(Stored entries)
====
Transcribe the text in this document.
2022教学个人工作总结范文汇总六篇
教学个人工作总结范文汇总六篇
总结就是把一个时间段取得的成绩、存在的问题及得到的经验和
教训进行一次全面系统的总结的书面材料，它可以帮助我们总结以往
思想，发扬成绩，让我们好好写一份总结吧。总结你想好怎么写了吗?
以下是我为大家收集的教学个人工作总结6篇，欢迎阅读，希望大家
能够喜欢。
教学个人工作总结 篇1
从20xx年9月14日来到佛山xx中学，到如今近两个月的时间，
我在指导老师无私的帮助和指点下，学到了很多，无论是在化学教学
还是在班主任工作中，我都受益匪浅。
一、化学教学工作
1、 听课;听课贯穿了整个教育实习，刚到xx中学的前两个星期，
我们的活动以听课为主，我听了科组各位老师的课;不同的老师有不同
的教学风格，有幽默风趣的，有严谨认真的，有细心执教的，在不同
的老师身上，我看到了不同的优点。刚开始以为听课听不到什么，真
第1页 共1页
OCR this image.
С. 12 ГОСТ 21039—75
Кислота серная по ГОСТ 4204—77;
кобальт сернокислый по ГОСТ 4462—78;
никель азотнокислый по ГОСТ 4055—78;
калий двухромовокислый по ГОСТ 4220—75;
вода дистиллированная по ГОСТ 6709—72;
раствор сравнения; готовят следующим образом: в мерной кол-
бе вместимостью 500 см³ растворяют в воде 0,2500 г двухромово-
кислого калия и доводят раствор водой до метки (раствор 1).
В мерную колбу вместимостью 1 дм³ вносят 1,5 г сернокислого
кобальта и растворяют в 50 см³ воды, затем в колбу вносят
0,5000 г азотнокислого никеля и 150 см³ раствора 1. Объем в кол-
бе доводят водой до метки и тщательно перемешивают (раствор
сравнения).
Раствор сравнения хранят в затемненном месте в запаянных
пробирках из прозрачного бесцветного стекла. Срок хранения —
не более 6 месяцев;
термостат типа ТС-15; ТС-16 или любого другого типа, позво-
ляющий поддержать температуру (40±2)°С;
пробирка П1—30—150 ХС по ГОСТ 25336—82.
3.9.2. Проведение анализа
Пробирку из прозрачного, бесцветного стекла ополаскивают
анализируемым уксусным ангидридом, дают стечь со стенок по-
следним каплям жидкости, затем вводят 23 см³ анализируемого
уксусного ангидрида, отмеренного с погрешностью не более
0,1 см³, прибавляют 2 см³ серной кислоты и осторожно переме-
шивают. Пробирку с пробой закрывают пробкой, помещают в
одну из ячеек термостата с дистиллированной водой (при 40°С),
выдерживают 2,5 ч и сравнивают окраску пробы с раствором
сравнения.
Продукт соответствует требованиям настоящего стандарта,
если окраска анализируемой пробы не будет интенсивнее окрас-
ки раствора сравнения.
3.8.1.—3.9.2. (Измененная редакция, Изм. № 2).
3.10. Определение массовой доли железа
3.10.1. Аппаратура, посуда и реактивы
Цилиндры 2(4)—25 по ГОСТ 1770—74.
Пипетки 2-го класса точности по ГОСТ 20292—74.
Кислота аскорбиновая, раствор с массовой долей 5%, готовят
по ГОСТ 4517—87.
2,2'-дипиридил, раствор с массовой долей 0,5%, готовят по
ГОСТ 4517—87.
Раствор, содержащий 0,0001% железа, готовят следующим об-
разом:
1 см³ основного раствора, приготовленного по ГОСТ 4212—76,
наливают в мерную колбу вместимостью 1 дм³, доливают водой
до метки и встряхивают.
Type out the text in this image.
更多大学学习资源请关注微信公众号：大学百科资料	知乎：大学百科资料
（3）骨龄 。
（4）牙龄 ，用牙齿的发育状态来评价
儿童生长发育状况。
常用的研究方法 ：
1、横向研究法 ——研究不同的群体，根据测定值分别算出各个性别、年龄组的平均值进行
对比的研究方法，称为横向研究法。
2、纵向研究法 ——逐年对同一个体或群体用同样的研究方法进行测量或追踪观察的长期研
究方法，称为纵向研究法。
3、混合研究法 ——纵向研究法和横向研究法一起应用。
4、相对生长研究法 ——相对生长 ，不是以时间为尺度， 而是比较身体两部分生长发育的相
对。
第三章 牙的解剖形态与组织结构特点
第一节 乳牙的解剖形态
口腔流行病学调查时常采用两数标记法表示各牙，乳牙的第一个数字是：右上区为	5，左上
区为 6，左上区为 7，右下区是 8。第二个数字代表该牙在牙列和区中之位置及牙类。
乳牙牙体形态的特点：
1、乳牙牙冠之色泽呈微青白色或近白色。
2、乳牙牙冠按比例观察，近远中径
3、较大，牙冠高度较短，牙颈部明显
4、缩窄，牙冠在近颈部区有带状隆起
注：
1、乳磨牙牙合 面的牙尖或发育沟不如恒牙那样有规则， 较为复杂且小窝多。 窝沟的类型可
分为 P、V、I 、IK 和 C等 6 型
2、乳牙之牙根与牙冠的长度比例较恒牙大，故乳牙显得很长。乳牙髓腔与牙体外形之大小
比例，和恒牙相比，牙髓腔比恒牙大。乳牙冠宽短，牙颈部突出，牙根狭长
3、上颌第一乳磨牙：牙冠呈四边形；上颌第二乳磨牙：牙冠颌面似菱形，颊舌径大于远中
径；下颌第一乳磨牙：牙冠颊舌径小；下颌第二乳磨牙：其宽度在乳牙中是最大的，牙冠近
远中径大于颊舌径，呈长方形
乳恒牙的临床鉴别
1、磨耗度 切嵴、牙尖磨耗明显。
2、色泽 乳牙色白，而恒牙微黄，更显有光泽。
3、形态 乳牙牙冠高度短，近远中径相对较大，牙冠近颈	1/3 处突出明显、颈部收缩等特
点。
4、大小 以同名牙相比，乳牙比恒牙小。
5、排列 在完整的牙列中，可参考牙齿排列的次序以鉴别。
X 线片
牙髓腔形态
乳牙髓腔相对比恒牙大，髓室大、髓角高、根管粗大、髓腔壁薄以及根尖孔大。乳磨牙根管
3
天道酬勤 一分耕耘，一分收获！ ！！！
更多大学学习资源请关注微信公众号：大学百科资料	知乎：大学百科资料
====
• [TASK PROMPT]:
Emit the records above again, exactly, with no line skipped.

• [EXPECTED ANSWER]:
Transcribe the text in this document.
2022教学个人工作总结范文汇总六篇
教学个人工作总结范文汇总六篇
总结就是把一个时间段取得的成绩、存在的问题及得到的经验和
教训进行一次全面系统的总结的书面材料，它可以帮助我们总结以往
思想，发扬成绩，让我们好好写一份总结吧。总结你想好怎么写了吗?
以下是我为大家收集的教学个人工作总结6篇，欢迎阅读，希望大家
能够喜欢。
教学个人工作总结 篇1
从20xx年9月14日来到佛山xx中学，到如今近两个月的时间，
我在指导老师无私的帮助和指点下，学到了很多，无论是在化学教学
还是在班主任工作中，我都受益匪浅。
一、化学教学工作
1、 听课;听课贯穿了整个教育实习，刚到xx中学的前两个星期，
我们的活动以听课为主，我听了科组各位老师的课;不同的老师有不同
的教学风格，有幽默风趣的，有严谨认真的，有细心执教的，在不同
的老师身上，我看到了不同的优点。刚开始以为听课听不到什么，真
第1页 共1页
OCR this image.
С. 12 ГОСТ 21039—75
Кислота серная по ГОСТ 4204—77;
кобальт сернокислый по ГОСТ 4462—78;
никель азотнокислый по ГОСТ 4055—78;
калий двухромовокислый по ГОСТ 4220—75;
вода дистиллированная по ГОСТ 6709—72;
раствор сравнения; готовят следующим образом: в мерной кол-
бе вместимостью 500 см³ растворяют в воде 0,2500 г двухромово-
кислого калия и доводят раствор водой до метки (раствор 1).
В мерную колбу вместимостью 1 дм³ вносят 1,5 г сернокислого
кобальта и растворяют в 50 см³ воды, затем в колбу вносят
0,5000 г азотнокислого никеля и 150 см³ раствора 1. Объем в кол-
бе доводят водой до метки и тщательно перемешивают (раствор
сравнения).
Раствор сравнения хранят в затемненном месте в запаянных
пробирках из прозрачного бесцветного стекла. Срок хранения —
не более 6 месяцев;
термостат типа ТС-15; ТС-16 или любого другого типа, позво-
ляющий поддержать температуру (40±2)°С;
пробирка П1—30—150 ХС по ГОСТ 25336—82.
3.9.2. Проведение анализа
Пробирку из прозрачного, бесцветного стекла ополаскивают
анализируемым уксусным ангидридом, дают стечь со стенок по-
следним каплям жидкости, затем вводят 23 см³ анализируемого
уксусного ангидрида, отмеренного с погрешностью не более
0,1 см³, прибавляют 2 см³ серной кислоты и осторожно переме-
шивают. Пробирку с пробой закрывают пробкой, помещают в
одну из ячеек термостата с дистиллированной водой (при 40°С),
выдерживают 2,5 ч и сравнивают окраску пробы с раствором
сравнения.
Продукт соответствует требованиям настоящего стандарта,
если окраска анализируемой пробы не будет интенсивнее окрас-
ки раствора сравнения.
3.8.1.—3.9.2. (Измененная редакция, Изм. № 2).
3.10. Определение массовой доли железа
3.10.1. Аппаратура, посуда и реактивы
Цилиндры 2(4)—25 по ГОСТ 1770—74.
Пипетки 2-го класса точности по ГОСТ 20292—74.
Кислота аскорбиновая, раствор с массовой долей 5%, готовят
по ГОСТ 4517—87.
2,2'-дипиридил, раствор с массовой долей 0,5%, готовят по
ГОСТ 4517—87.
Раствор, содержащий 0,0001% железа, готовят следующим об-
разом:
1 см³ основного раствора, приготовленного по ГОСТ 4212—76,
наливают в мерную колбу вместимостью 1 дм³, доливают водой
до метки и встряхивают.
Type out the text in this image.
更多大学学习资源请关注微信公众号：大学百科资料	知乎：大学百科资料
（3）骨龄 。
（4）牙龄 ，用牙齿的发育状态来评价
儿童生长发育状况。
常用的研究方法 ：
1、横向研究法 ——研究不同的群体，根据测定值分别算出各个性别、年龄组的平均值进行
对比的研究方法，称为横向研究法。
2、纵向研究法 ——逐年对同一个体或群体用同样的研究方法进行测量或追踪观察的长期研
究方法，称为纵向研究法。
3、混合研究法 ——纵向研究法和横向研究法一起应用。
4、相对生长研究法 ——相对生长 ，不是以时间为尺度， 而是比较身体两部分生长发育的相
对。
第三章 牙的解剖形态与组织结构特点
第一节 乳牙的解剖形态
口腔流行病学调查时常采用两数标记法表示各牙，乳牙的第一个数字是：右上区为	5，左上
区为 6，左上区为 7，右下区是 8。第二个数字代表该牙在牙列和区中之位置及牙类。
乳牙牙体形态的特点：
1、乳牙牙冠之色泽呈微青白色或近白色。
2、乳牙牙冠按比例观察，近远中径
3、较大，牙冠高度较短，牙颈部明显
4、缩窄，牙冠在近颈部区有带状隆起
注：
1、乳磨牙牙合 面的牙尖或发育沟不如恒牙那样有规则， 较为复杂且小窝多。 窝沟的类型可
分为 P、V、I 、IK 和 C等 6 型
2、乳牙之牙根与牙冠的长度比例较恒牙大，故乳牙显得很长。乳牙髓腔与牙体外形之大小
比例，和恒牙相比，牙髓腔比恒牙大。乳牙冠宽短，牙颈部突出，牙根狭长
3、上颌第一乳磨牙：牙冠呈四边形；上颌第二乳磨牙：牙冠颌面似菱形，颊舌径大于远中
径；下颌第一乳磨牙：牙冠颊舌径小；下颌第二乳磨牙：其宽度在乳牙中是最大的，牙冠近
远中径大于颊舌径，呈长方形
乳恒牙的临床鉴别
1、磨耗度 切嵴、牙尖磨耗明显。
2、色泽 乳牙色白，而恒牙微黄，更显有光泽。
3、形态 乳牙牙冠高度短，近远中径相对较大，牙冠近颈	1/3 处突出明显、颈部收缩等特
点。
4、大小 以同名牙相比，乳牙比恒牙小。
5、排列 在完整的牙列中，可参考牙齿排列的次序以鉴别。
X 线片
牙髓腔形态
乳牙髓腔相对比恒牙大，髓室大、髓角高、根管粗大、髓腔壁薄以及根尖孔大。乳磨牙根管
3
天道酬勤 一分耕耘，一分收获！ ！！！
更多大学学习资源请关注微信公众号：大学百科资料	知乎：大学百科资料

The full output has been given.